Available data ▸
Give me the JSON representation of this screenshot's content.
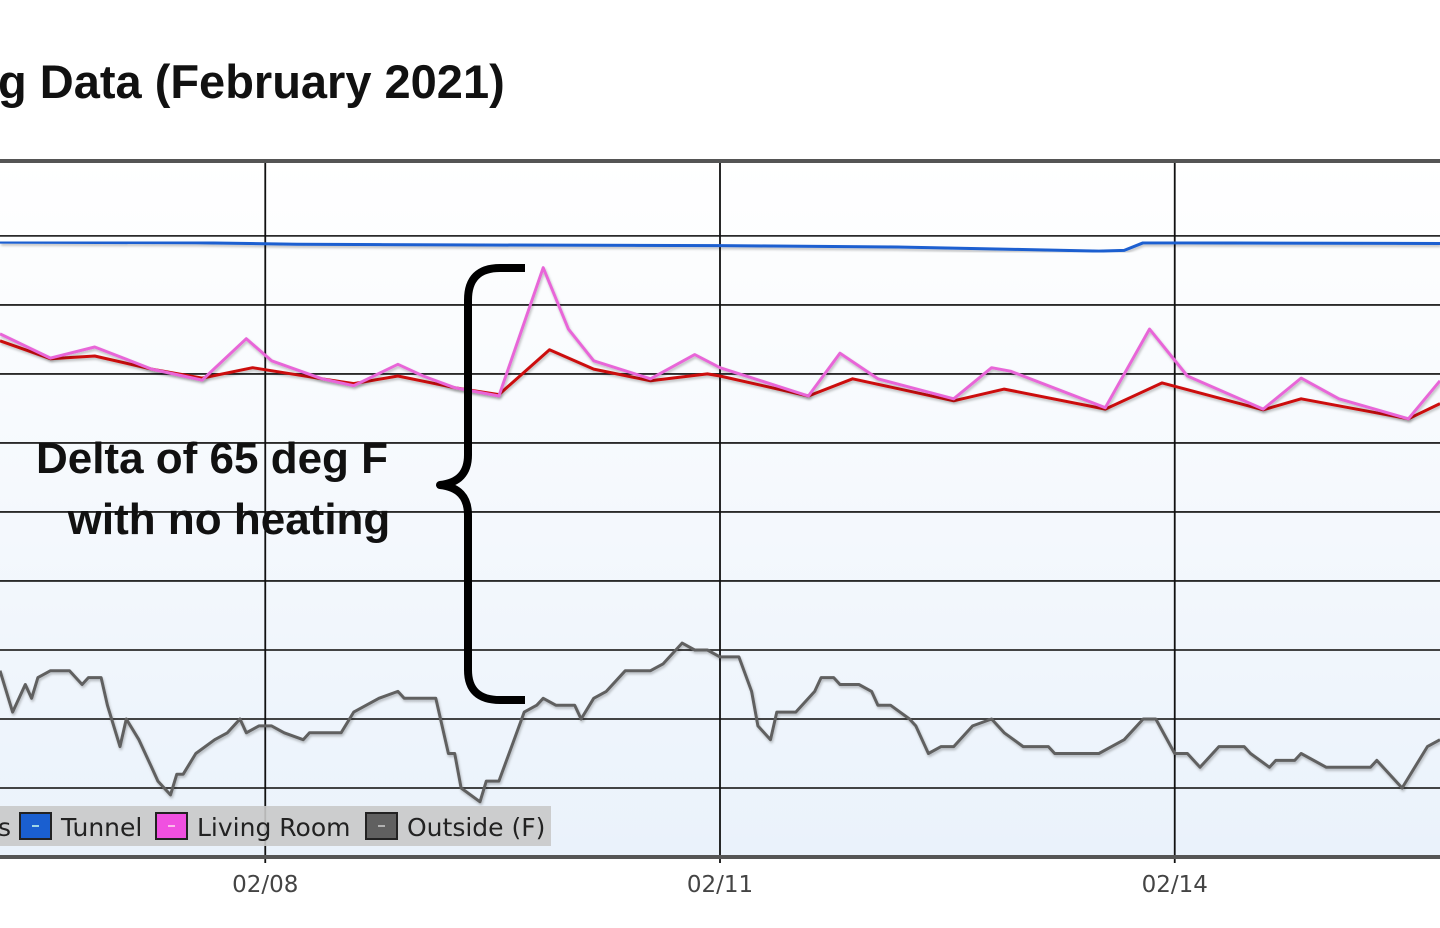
{
  "chart_data": {
    "type": "line",
    "title": "g Data (February 2021)",
    "xlabel": "",
    "ylabel": "",
    "x_format": "MM/DD HH:MM",
    "xlim": [
      "02/06 06:00",
      "02/15 18:00"
    ],
    "ylim": [
      -10,
      91
    ],
    "y_gridlines": [
      0,
      10,
      20,
      30,
      40,
      50,
      60,
      70,
      80
    ],
    "x_ticks": [
      {
        "x": "02/08 00:00",
        "label": "02/08"
      },
      {
        "x": "02/11 00:00",
        "label": "02/11"
      },
      {
        "x": "02/14 00:00",
        "label": "02/14"
      }
    ],
    "grid": true,
    "legend": {
      "placement": "bottom-left",
      "partial_label": "s",
      "entries": [
        "Tunnel",
        "Living Room",
        "Outside (F)"
      ]
    },
    "annotation": {
      "lines": [
        "Delta of 65 deg F",
        "with no heating"
      ],
      "bracket": "curly-brace"
    },
    "series": [
      {
        "color": "#cc1111",
        "points": [
          [
            "02/06 06:00",
            64.8
          ],
          [
            "02/06 14:00",
            62.2
          ],
          [
            "02/06 21:00",
            62.6
          ],
          [
            "02/07 06:00",
            60.7
          ],
          [
            "02/07 14:00",
            59.4
          ],
          [
            "02/07 22:00",
            60.9
          ],
          [
            "02/08 09:00",
            59.3
          ],
          [
            "02/08 14:00",
            58.6
          ],
          [
            "02/08 21:00",
            59.7
          ],
          [
            "02/09 06:00",
            58.0
          ],
          [
            "02/09 13:00",
            57.0
          ],
          [
            "02/09 21:00",
            63.5
          ],
          [
            "02/10 04:00",
            60.7
          ],
          [
            "02/10 13:00",
            59.0
          ],
          [
            "02/10 22:00",
            60.0
          ],
          [
            "02/11 00:00",
            59.7
          ],
          [
            "02/11 14:00",
            56.8
          ],
          [
            "02/11 21:00",
            59.3
          ],
          [
            "02/12 13:00",
            56.1
          ],
          [
            "02/12 21:00",
            57.8
          ],
          [
            "02/13 13:00",
            54.9
          ],
          [
            "02/13 22:00",
            58.7
          ],
          [
            "02/14 14:00",
            54.8
          ],
          [
            "02/14 20:00",
            56.4
          ],
          [
            "02/15 13:00",
            53.5
          ],
          [
            "02/15 18:00",
            55.7
          ]
        ]
      },
      {
        "name": "Tunnel",
        "color": "#1a5fd0",
        "points": [
          [
            "02/06 06:00",
            79.1
          ],
          [
            "02/07 13:00",
            79.0
          ],
          [
            "02/08 05:00",
            78.8
          ],
          [
            "02/09 05:00",
            78.7
          ],
          [
            "02/11 00:00",
            78.6
          ],
          [
            "02/12 04:00",
            78.4
          ],
          [
            "02/13 12:00",
            77.8
          ],
          [
            "02/13 16:00",
            77.9
          ],
          [
            "02/13 19:00",
            79.0
          ],
          [
            "02/15 18:00",
            78.9
          ]
        ]
      },
      {
        "name": "Living Room",
        "color": "#e866d8",
        "points": [
          [
            "02/06 06:00",
            65.8
          ],
          [
            "02/06 14:00",
            62.3
          ],
          [
            "02/06 21:00",
            63.9
          ],
          [
            "02/07 06:00",
            60.7
          ],
          [
            "02/07 14:00",
            59.1
          ],
          [
            "02/07 21:00",
            65.1
          ],
          [
            "02/08 01:00",
            61.9
          ],
          [
            "02/08 09:00",
            59.3
          ],
          [
            "02/08 14:00",
            58.3
          ],
          [
            "02/08 21:00",
            61.4
          ],
          [
            "02/09 01:00",
            59.7
          ],
          [
            "02/09 06:00",
            58.0
          ],
          [
            "02/09 13:00",
            56.8
          ],
          [
            "02/09 20:00",
            75.4
          ],
          [
            "02/10 00:00",
            66.5
          ],
          [
            "02/10 04:00",
            61.9
          ],
          [
            "02/10 13:00",
            59.3
          ],
          [
            "02/10 20:00",
            62.8
          ],
          [
            "02/11 00:00",
            60.9
          ],
          [
            "02/11 14:00",
            56.8
          ],
          [
            "02/11 19:00",
            63.0
          ],
          [
            "02/12 01:00",
            59.3
          ],
          [
            "02/12 13:00",
            56.4
          ],
          [
            "02/12 19:00",
            60.9
          ],
          [
            "02/12 22:00",
            60.4
          ],
          [
            "02/13 13:00",
            55.1
          ],
          [
            "02/13 20:00",
            66.5
          ],
          [
            "02/14 02:00",
            59.7
          ],
          [
            "02/14 14:00",
            54.9
          ],
          [
            "02/14 20:00",
            59.4
          ],
          [
            "02/15 02:00",
            56.4
          ],
          [
            "02/15 13:00",
            53.5
          ],
          [
            "02/15 18:00",
            59.0
          ]
        ]
      },
      {
        "name": "Outside (F)",
        "color": "#606060",
        "points": [
          [
            "02/06 06:00",
            17
          ],
          [
            "02/06 08:00",
            11
          ],
          [
            "02/06 10:00",
            15
          ],
          [
            "02/06 11:00",
            13
          ],
          [
            "02/06 12:00",
            16
          ],
          [
            "02/06 14:00",
            17
          ],
          [
            "02/06 17:00",
            17
          ],
          [
            "02/06 19:00",
            15
          ],
          [
            "02/06 20:00",
            16
          ],
          [
            "02/06 22:00",
            16
          ],
          [
            "02/06 23:00",
            12
          ],
          [
            "02/07 01:00",
            6
          ],
          [
            "02/07 02:00",
            10
          ],
          [
            "02/07 04:00",
            7
          ],
          [
            "02/07 06:00",
            3
          ],
          [
            "02/07 07:00",
            1
          ],
          [
            "02/07 09:00",
            -1
          ],
          [
            "02/07 10:00",
            2
          ],
          [
            "02/07 11:00",
            2
          ],
          [
            "02/07 13:00",
            5
          ],
          [
            "02/07 16:00",
            7
          ],
          [
            "02/07 18:00",
            8
          ],
          [
            "02/07 20:00",
            10
          ],
          [
            "02/07 21:00",
            8
          ],
          [
            "02/07 23:00",
            9
          ],
          [
            "02/08 01:00",
            9
          ],
          [
            "02/08 03:00",
            8
          ],
          [
            "02/08 06:00",
            7
          ],
          [
            "02/08 07:00",
            8
          ],
          [
            "02/08 12:00",
            8
          ],
          [
            "02/08 14:00",
            11
          ],
          [
            "02/08 18:00",
            13
          ],
          [
            "02/08 21:00",
            14
          ],
          [
            "02/08 22:00",
            13
          ],
          [
            "02/09 03:00",
            13
          ],
          [
            "02/09 05:00",
            5
          ],
          [
            "02/09 06:00",
            5
          ],
          [
            "02/09 07:00",
            0
          ],
          [
            "02/09 10:00",
            -2
          ],
          [
            "02/09 11:00",
            1
          ],
          [
            "02/09 13:00",
            1
          ],
          [
            "02/09 15:00",
            6
          ],
          [
            "02/09 17:00",
            11
          ],
          [
            "02/09 19:00",
            12
          ],
          [
            "02/09 20:00",
            13
          ],
          [
            "02/09 22:00",
            12
          ],
          [
            "02/10 01:00",
            12
          ],
          [
            "02/10 02:00",
            10
          ],
          [
            "02/10 04:00",
            13
          ],
          [
            "02/10 06:00",
            14
          ],
          [
            "02/10 09:00",
            17
          ],
          [
            "02/10 13:00",
            17
          ],
          [
            "02/10 15:00",
            18
          ],
          [
            "02/10 18:00",
            21
          ],
          [
            "02/10 20:00",
            20
          ],
          [
            "02/10 22:00",
            20
          ],
          [
            "02/11 00:00",
            19
          ],
          [
            "02/11 03:00",
            19
          ],
          [
            "02/11 05:00",
            14
          ],
          [
            "02/11 06:00",
            9
          ],
          [
            "02/11 08:00",
            7
          ],
          [
            "02/11 09:00",
            11
          ],
          [
            "02/11 12:00",
            11
          ],
          [
            "02/11 15:00",
            14
          ],
          [
            "02/11 16:00",
            16
          ],
          [
            "02/11 18:00",
            16
          ],
          [
            "02/11 19:00",
            15
          ],
          [
            "02/11 22:00",
            15
          ],
          [
            "02/12 00:00",
            14
          ],
          [
            "02/12 01:00",
            12
          ],
          [
            "02/12 03:00",
            12
          ],
          [
            "02/12 06:00",
            10
          ],
          [
            "02/12 07:00",
            9
          ],
          [
            "02/12 09:00",
            5
          ],
          [
            "02/12 11:00",
            6
          ],
          [
            "02/12 13:00",
            6
          ],
          [
            "02/12 16:00",
            9
          ],
          [
            "02/12 19:00",
            10
          ],
          [
            "02/12 21:00",
            8
          ],
          [
            "02/13 00:00",
            6
          ],
          [
            "02/13 04:00",
            6
          ],
          [
            "02/13 05:00",
            5
          ],
          [
            "02/13 12:00",
            5
          ],
          [
            "02/13 14:00",
            6
          ],
          [
            "02/13 16:00",
            7
          ],
          [
            "02/13 19:00",
            10
          ],
          [
            "02/13 21:00",
            10
          ],
          [
            "02/14 00:00",
            5
          ],
          [
            "02/14 02:00",
            5
          ],
          [
            "02/14 04:00",
            3
          ],
          [
            "02/14 07:00",
            6
          ],
          [
            "02/14 11:00",
            6
          ],
          [
            "02/14 12:00",
            5
          ],
          [
            "02/14 15:00",
            3
          ],
          [
            "02/14 16:00",
            4
          ],
          [
            "02/14 19:00",
            4
          ],
          [
            "02/14 20:00",
            5
          ],
          [
            "02/15 00:00",
            3
          ],
          [
            "02/15 07:00",
            3
          ],
          [
            "02/15 08:00",
            4
          ],
          [
            "02/15 12:00",
            0
          ],
          [
            "02/15 16:00",
            6
          ],
          [
            "02/15 18:00",
            7
          ]
        ]
      }
    ]
  }
}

Directive ▸ Select all lines in the listing above where the word "color" appears, and show them.

Output of the task ▸
        "color": "#cc1111",
        "color": "#1a5fd0",
        "color": "#e866d8",
        "color": "#606060",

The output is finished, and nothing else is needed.